[BEGIN Recorded information]
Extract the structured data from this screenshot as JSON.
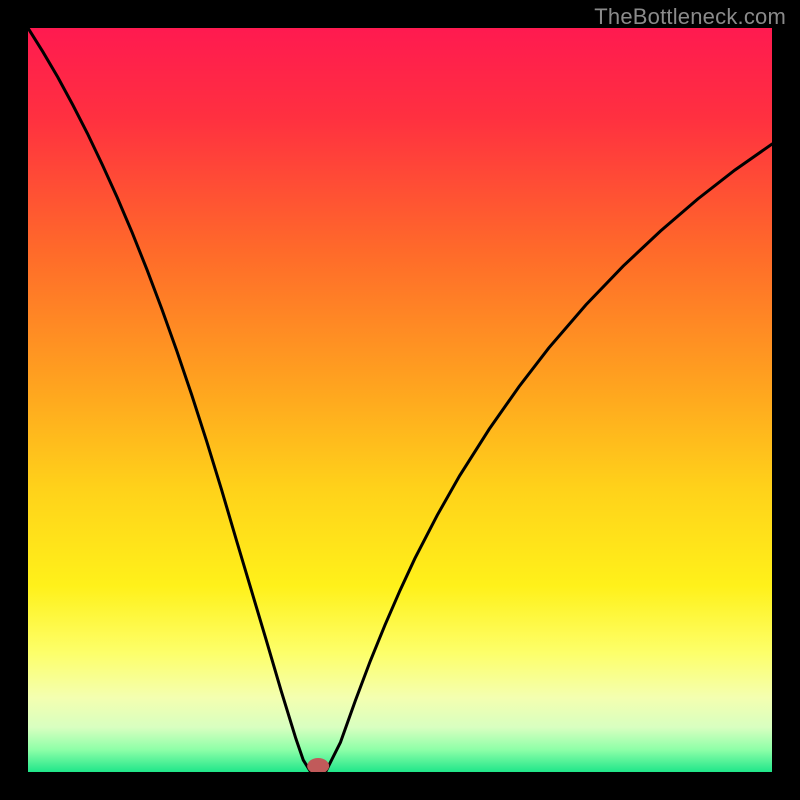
{
  "watermark": "TheBottleneck.com",
  "colors": {
    "curve": "#000000",
    "marker": "#c15a5a",
    "frame": "#000000"
  },
  "chart_data": {
    "type": "line",
    "title": "",
    "xlabel": "",
    "ylabel": "",
    "xlim": [
      0,
      100
    ],
    "ylim": [
      0,
      100
    ],
    "x": [
      0,
      2,
      4,
      6,
      8,
      10,
      12,
      14,
      16,
      18,
      20,
      22,
      24,
      26,
      28,
      30,
      32,
      34,
      36,
      37,
      38,
      39,
      40,
      42,
      44,
      46,
      48,
      50,
      52,
      55,
      58,
      62,
      66,
      70,
      75,
      80,
      85,
      90,
      95,
      100
    ],
    "values": [
      100,
      96.8,
      93.4,
      89.7,
      85.8,
      81.6,
      77.2,
      72.5,
      67.5,
      62.2,
      56.6,
      50.7,
      44.5,
      38.0,
      31.2,
      24.5,
      17.8,
      11.0,
      4.5,
      1.6,
      0.0,
      0.0,
      0.0,
      4.0,
      9.6,
      14.9,
      19.8,
      24.4,
      28.7,
      34.5,
      39.8,
      46.1,
      51.8,
      57.0,
      62.8,
      68.0,
      72.7,
      77.0,
      80.9,
      84.4
    ],
    "marker": {
      "x": 39,
      "y": 0
    },
    "grid": false,
    "legend": false
  }
}
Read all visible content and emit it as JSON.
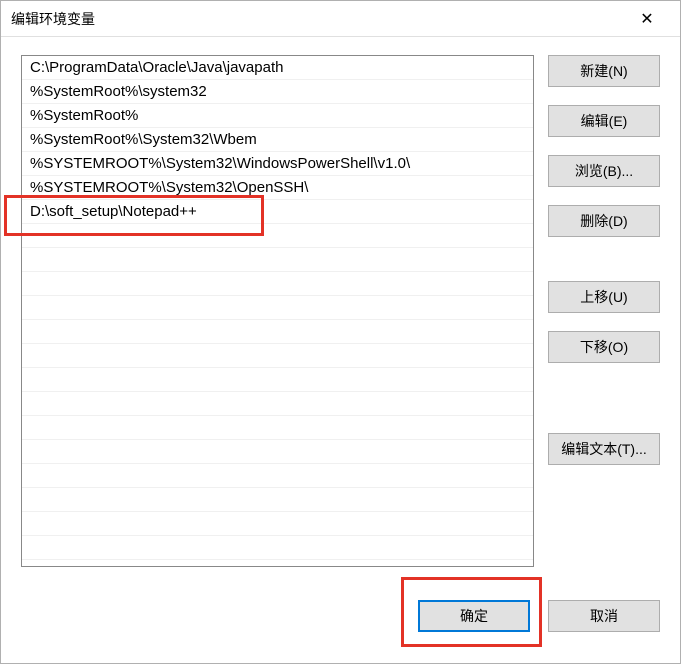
{
  "dialog": {
    "title": "编辑环境变量"
  },
  "list": {
    "items": [
      "C:\\ProgramData\\Oracle\\Java\\javapath",
      "%SystemRoot%\\system32",
      "%SystemRoot%",
      "%SystemRoot%\\System32\\Wbem",
      "%SYSTEMROOT%\\System32\\WindowsPowerShell\\v1.0\\",
      "%SYSTEMROOT%\\System32\\OpenSSH\\",
      "D:\\soft_setup\\Notepad++"
    ]
  },
  "buttons": {
    "new": "新建(N)",
    "edit": "编辑(E)",
    "browse": "浏览(B)...",
    "delete": "删除(D)",
    "moveUp": "上移(U)",
    "moveDown": "下移(O)",
    "editText": "编辑文本(T)...",
    "ok": "确定",
    "cancel": "取消"
  }
}
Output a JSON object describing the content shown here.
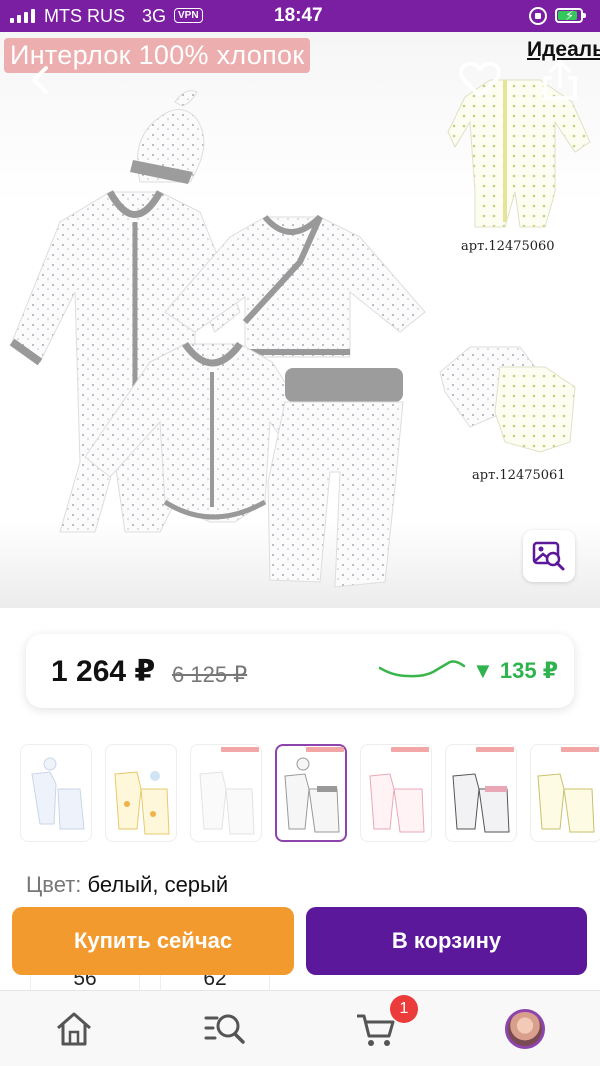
{
  "status_bar": {
    "carrier": "MTS RUS",
    "network": "3G",
    "vpn": "VPN",
    "time": "18:47"
  },
  "hero": {
    "promo_label": "Интерлок 100% хлопок",
    "next_label": "Идеаль",
    "article_1": "арт.12475060",
    "article_2": "арт.12475061",
    "icons": [
      "back-arrow",
      "heart",
      "share",
      "image-search"
    ]
  },
  "price": {
    "current": "1 264 ₽",
    "old": "6 125 ₽",
    "change": "▼ 135 ₽",
    "change_color": "#2fb34f"
  },
  "thumbnails": {
    "selected_index": 3,
    "count": 7
  },
  "color": {
    "label": "Цвет:",
    "value": "белый, серый"
  },
  "actions": {
    "buy_now": "Купить сейчас",
    "add_to_cart": "В корзину",
    "buy_color": "#f29a2e",
    "cart_color": "#5b189a"
  },
  "sizes": [
    "56",
    "62"
  ],
  "tabbar": {
    "cart_badge": "1",
    "items": [
      "home",
      "catalog-search",
      "cart",
      "profile"
    ]
  }
}
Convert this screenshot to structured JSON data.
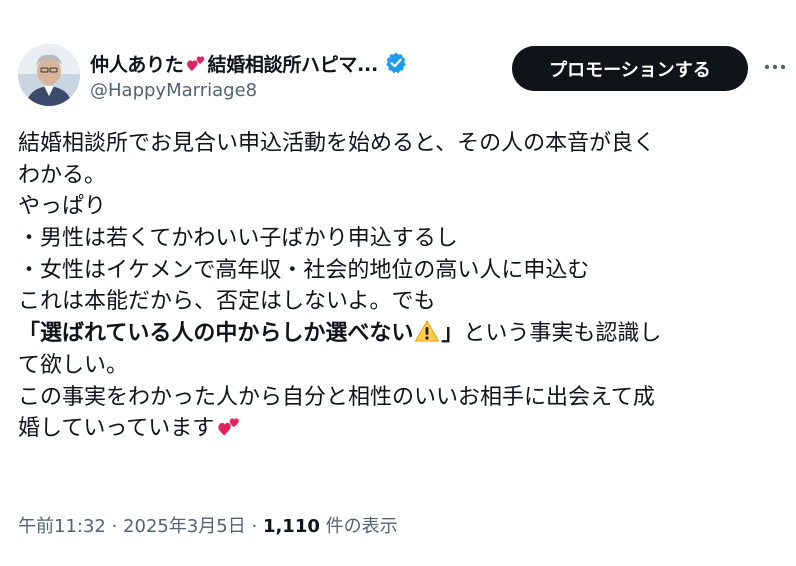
{
  "account": {
    "display_name_part1": "仲人ありた",
    "display_name_part2": "結婚相談所ハピマ...",
    "handle": "@HappyMarriage8",
    "heart_icon": "two-hearts-icon",
    "verified_icon": "verified-badge-icon",
    "verified_color": "#1d9bf0"
  },
  "actions": {
    "promote_label": "プロモーションする",
    "more_icon": "more-dots-icon"
  },
  "tweet": {
    "line1": "結婚相談所でお見合い申込活動を始めると、その人の本音が良く",
    "line2": "わかる。",
    "line3": "やっぱり",
    "line4": "・男性は若くてかわいい子ばかり申込するし",
    "line5": "・女性はイケメンで高年収・社会的地位の高い人に申込む",
    "line6": "これは本能だから、否定はしないよ。でも",
    "line7_bold": "「選ばれている人の中からしか選べない",
    "line7_bold_end": "」",
    "line7_rest": "という事実も認識し",
    "line8": "て欲しい。",
    "line9": "この事実をわかった人から自分と相性のいいお相手に出会えて成",
    "line10": "婚していっています",
    "warning_icon": "warning-icon",
    "end_icon": "two-hearts-icon"
  },
  "meta": {
    "time": "午前11:32",
    "sep1": " · ",
    "date": "2025年3月5日",
    "sep2": " · ",
    "views_count": "1,110",
    "views_label": " 件の表示"
  },
  "colors": {
    "text": "#0f1419",
    "muted": "#536471",
    "button_bg": "#0f1419",
    "heart": "#e0245e"
  }
}
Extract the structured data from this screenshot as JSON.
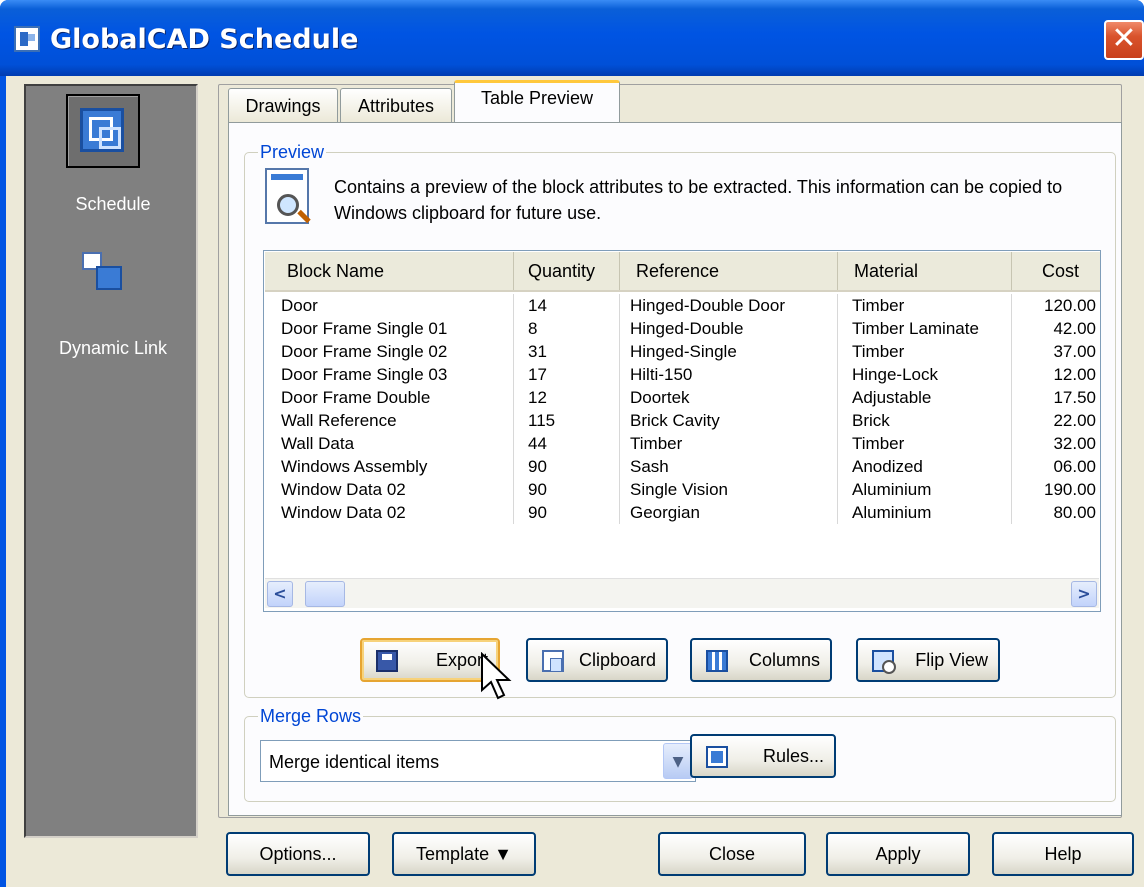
{
  "window": {
    "title": "GlobalCAD Schedule",
    "close_glyph": "✕"
  },
  "sidebar": {
    "items": [
      {
        "label": "Schedule",
        "icon": "schedule-icon",
        "selected": true
      },
      {
        "label": "Dynamic Link",
        "icon": "dynamic-link-icon",
        "selected": false
      }
    ]
  },
  "tabs": [
    {
      "label": "Drawings",
      "active": false
    },
    {
      "label": "Attributes",
      "active": false
    },
    {
      "label": "Table Preview",
      "active": true
    }
  ],
  "preview": {
    "group_title": "Preview",
    "description": "Contains a preview of the block attributes to be extracted. This information can be copied to Windows clipboard for future use.",
    "columns": [
      "Block Name",
      "Quantity",
      "Reference",
      "Material",
      "Cost"
    ],
    "rows": [
      [
        "Door",
        "14",
        "Hinged-Double Door",
        "Timber",
        "120.00"
      ],
      [
        "Door Frame Single 01",
        "8",
        "Hinged-Double",
        "Timber Laminate",
        "42.00"
      ],
      [
        "Door Frame Single 02",
        "31",
        "Hinged-Single",
        "Timber",
        "37.00"
      ],
      [
        "Door Frame Single 03",
        "17",
        "Hilti-150",
        "Hinge-Lock",
        "12.00"
      ],
      [
        "Door Frame Double",
        "12",
        "Doortek",
        "Adjustable",
        "17.50"
      ],
      [
        "Wall Reference",
        "115",
        "Brick Cavity",
        "Brick",
        "22.00"
      ],
      [
        "Wall Data",
        "44",
        "Timber",
        "Timber",
        "32.00"
      ],
      [
        "Windows Assembly",
        "90",
        "Sash",
        "Anodized",
        "06.00"
      ],
      [
        "Window Data 02",
        "90",
        "Single Vision",
        "Aluminium",
        "190.00"
      ],
      [
        "Window Data 02",
        "90",
        "Georgian",
        "Aluminium",
        "80.00"
      ]
    ],
    "scroll_left_glyph": "<",
    "scroll_right_glyph": ">",
    "buttons": {
      "export": "Export",
      "clipboard": "Clipboard",
      "columns": "Columns",
      "flip_view": "Flip View"
    }
  },
  "merge_rows": {
    "group_title": "Merge Rows",
    "selected": "Merge identical items",
    "dropdown_glyph": "▼",
    "rules_button": "Rules..."
  },
  "footer": {
    "options": "Options...",
    "template": "Template",
    "template_arrow": "▼",
    "close": "Close",
    "apply": "Apply",
    "help": "Help"
  },
  "colors": {
    "titlebar": "#0054e3",
    "dialog_bg": "#ece9d8",
    "sidebar_bg": "#808080",
    "group_title": "#0046d5",
    "active_tab_highlight": "#ffc83c"
  }
}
[END Recorded information]
# [Description of the task]
Output the lines above in full and exactly as given, omitting any pictures.

# [Task response]
Extract the structured data from this screenshot as JSON.
{
  "watermark": "TheBottleneck.com",
  "colors": {
    "curve": "#000000",
    "marker": "#c15a5a",
    "frame": "#000000"
  },
  "chart_data": {
    "type": "line",
    "title": "",
    "xlabel": "",
    "ylabel": "",
    "xlim": [
      0,
      100
    ],
    "ylim": [
      0,
      100
    ],
    "x": [
      0,
      2,
      4,
      6,
      8,
      10,
      12,
      14,
      16,
      18,
      20,
      22,
      24,
      26,
      28,
      30,
      32,
      34,
      36,
      37,
      38,
      39,
      40,
      42,
      44,
      46,
      48,
      50,
      52,
      55,
      58,
      62,
      66,
      70,
      75,
      80,
      85,
      90,
      95,
      100
    ],
    "values": [
      100,
      96.8,
      93.4,
      89.7,
      85.8,
      81.6,
      77.2,
      72.5,
      67.5,
      62.2,
      56.6,
      50.7,
      44.5,
      38.0,
      31.2,
      24.5,
      17.8,
      11.0,
      4.5,
      1.6,
      0.0,
      0.0,
      0.0,
      4.0,
      9.6,
      14.9,
      19.8,
      24.4,
      28.7,
      34.5,
      39.8,
      46.1,
      51.8,
      57.0,
      62.8,
      68.0,
      72.7,
      77.0,
      80.9,
      84.4
    ],
    "marker": {
      "x": 39,
      "y": 0
    },
    "grid": false,
    "legend": false
  }
}
Read all visible content and emit it as JSON.
{
  "dialog": {
    "title": "编辑环境变量"
  },
  "list": {
    "items": [
      "C:\\ProgramData\\Oracle\\Java\\javapath",
      "%SystemRoot%\\system32",
      "%SystemRoot%",
      "%SystemRoot%\\System32\\Wbem",
      "%SYSTEMROOT%\\System32\\WindowsPowerShell\\v1.0\\",
      "%SYSTEMROOT%\\System32\\OpenSSH\\",
      "D:\\soft_setup\\Notepad++"
    ]
  },
  "buttons": {
    "new": "新建(N)",
    "edit": "编辑(E)",
    "browse": "浏览(B)...",
    "delete": "删除(D)",
    "moveUp": "上移(U)",
    "moveDown": "下移(O)",
    "editText": "编辑文本(T)...",
    "ok": "确定",
    "cancel": "取消"
  }
}
Output a JSON object describing the content shown here.
{
  "status_bar": {
    "carrier": "MTS RUS",
    "network": "3G",
    "vpn": "VPN",
    "time": "18:47"
  },
  "hero": {
    "promo_label": "Интерлок 100% хлопок",
    "next_label": "Идеаль",
    "article_1": "арт.12475060",
    "article_2": "арт.12475061",
    "icons": [
      "back-arrow",
      "heart",
      "share",
      "image-search"
    ]
  },
  "price": {
    "current": "1 264 ₽",
    "old": "6 125 ₽",
    "change": "▼ 135 ₽",
    "change_color": "#2fb34f"
  },
  "thumbnails": {
    "selected_index": 3,
    "count": 7
  },
  "color": {
    "label": "Цвет:",
    "value": "белый, серый"
  },
  "actions": {
    "buy_now": "Купить сейчас",
    "add_to_cart": "В корзину",
    "buy_color": "#f29a2e",
    "cart_color": "#5b189a"
  },
  "sizes": [
    "56",
    "62"
  ],
  "tabbar": {
    "cart_badge": "1",
    "items": [
      "home",
      "catalog-search",
      "cart",
      "profile"
    ]
  }
}
Convert this screenshot to structured JSON data.
{
  "account": {
    "display_name_part1": "仲人ありた",
    "display_name_part2": "結婚相談所ハピマ...",
    "handle": "@HappyMarriage8",
    "heart_icon": "two-hearts-icon",
    "verified_icon": "verified-badge-icon",
    "verified_color": "#1d9bf0"
  },
  "actions": {
    "promote_label": "プロモーションする",
    "more_icon": "more-dots-icon"
  },
  "tweet": {
    "line1": "結婚相談所でお見合い申込活動を始めると、その人の本音が良く",
    "line2": "わかる。",
    "line3": "やっぱり",
    "line4": "・男性は若くてかわいい子ばかり申込するし",
    "line5": "・女性はイケメンで高年収・社会的地位の高い人に申込む",
    "line6": "これは本能だから、否定はしないよ。でも",
    "line7_bold": "「選ばれている人の中からしか選べない",
    "line7_bold_end": "」",
    "line7_rest": "という事実も認識し",
    "line8": "て欲しい。",
    "line9": "この事実をわかった人から自分と相性のいいお相手に出会えて成",
    "line10": "婚していっています",
    "warning_icon": "warning-icon",
    "end_icon": "two-hearts-icon"
  },
  "meta": {
    "time": "午前11:32",
    "sep1": " · ",
    "date": "2025年3月5日",
    "sep2": " · ",
    "views_count": "1,110",
    "views_label": " 件の表示"
  },
  "colors": {
    "text": "#0f1419",
    "muted": "#536471",
    "button_bg": "#0f1419",
    "heart": "#e0245e"
  }
}
Extract the structured data from this screenshot as JSON.
{
  "window": {
    "title": "GlobalCAD Schedule",
    "close_glyph": "✕"
  },
  "sidebar": {
    "items": [
      {
        "label": "Schedule",
        "icon": "schedule-icon",
        "selected": true
      },
      {
        "label": "Dynamic Link",
        "icon": "dynamic-link-icon",
        "selected": false
      }
    ]
  },
  "tabs": [
    {
      "label": "Drawings",
      "active": false
    },
    {
      "label": "Attributes",
      "active": false
    },
    {
      "label": "Table Preview",
      "active": true
    }
  ],
  "preview": {
    "group_title": "Preview",
    "description": "Contains a preview of the block attributes to be extracted. This information can be copied to Windows clipboard for future use.",
    "columns": [
      "Block Name",
      "Quantity",
      "Reference",
      "Material",
      "Cost"
    ],
    "rows": [
      [
        "Door",
        "14",
        "Hinged-Double Door",
        "Timber",
        "120.00"
      ],
      [
        "Door Frame Single 01",
        "8",
        "Hinged-Double",
        "Timber Laminate",
        "42.00"
      ],
      [
        "Door Frame Single 02",
        "31",
        "Hinged-Single",
        "Timber",
        "37.00"
      ],
      [
        "Door Frame Single 03",
        "17",
        "Hilti-150",
        "Hinge-Lock",
        "12.00"
      ],
      [
        "Door Frame Double",
        "12",
        "Doortek",
        "Adjustable",
        "17.50"
      ],
      [
        "Wall Reference",
        "115",
        "Brick Cavity",
        "Brick",
        "22.00"
      ],
      [
        "Wall Data",
        "44",
        "Timber",
        "Timber",
        "32.00"
      ],
      [
        "Windows Assembly",
        "90",
        "Sash",
        "Anodized",
        "06.00"
      ],
      [
        "Window Data 02",
        "90",
        "Single Vision",
        "Aluminium",
        "190.00"
      ],
      [
        "Window Data 02",
        "90",
        "Georgian",
        "Aluminium",
        "80.00"
      ]
    ],
    "scroll_left_glyph": "<",
    "scroll_right_glyph": ">",
    "buttons": {
      "export": "Export",
      "clipboard": "Clipboard",
      "columns": "Columns",
      "flip_view": "Flip View"
    }
  },
  "merge_rows": {
    "group_title": "Merge Rows",
    "selected": "Merge identical items",
    "dropdown_glyph": "▼",
    "rules_button": "Rules..."
  },
  "footer": {
    "options": "Options...",
    "template": "Template",
    "template_arrow": "▼",
    "close": "Close",
    "apply": "Apply",
    "help": "Help"
  },
  "colors": {
    "titlebar": "#0054e3",
    "dialog_bg": "#ece9d8",
    "sidebar_bg": "#808080",
    "group_title": "#0046d5",
    "active_tab_highlight": "#ffc83c"
  }
}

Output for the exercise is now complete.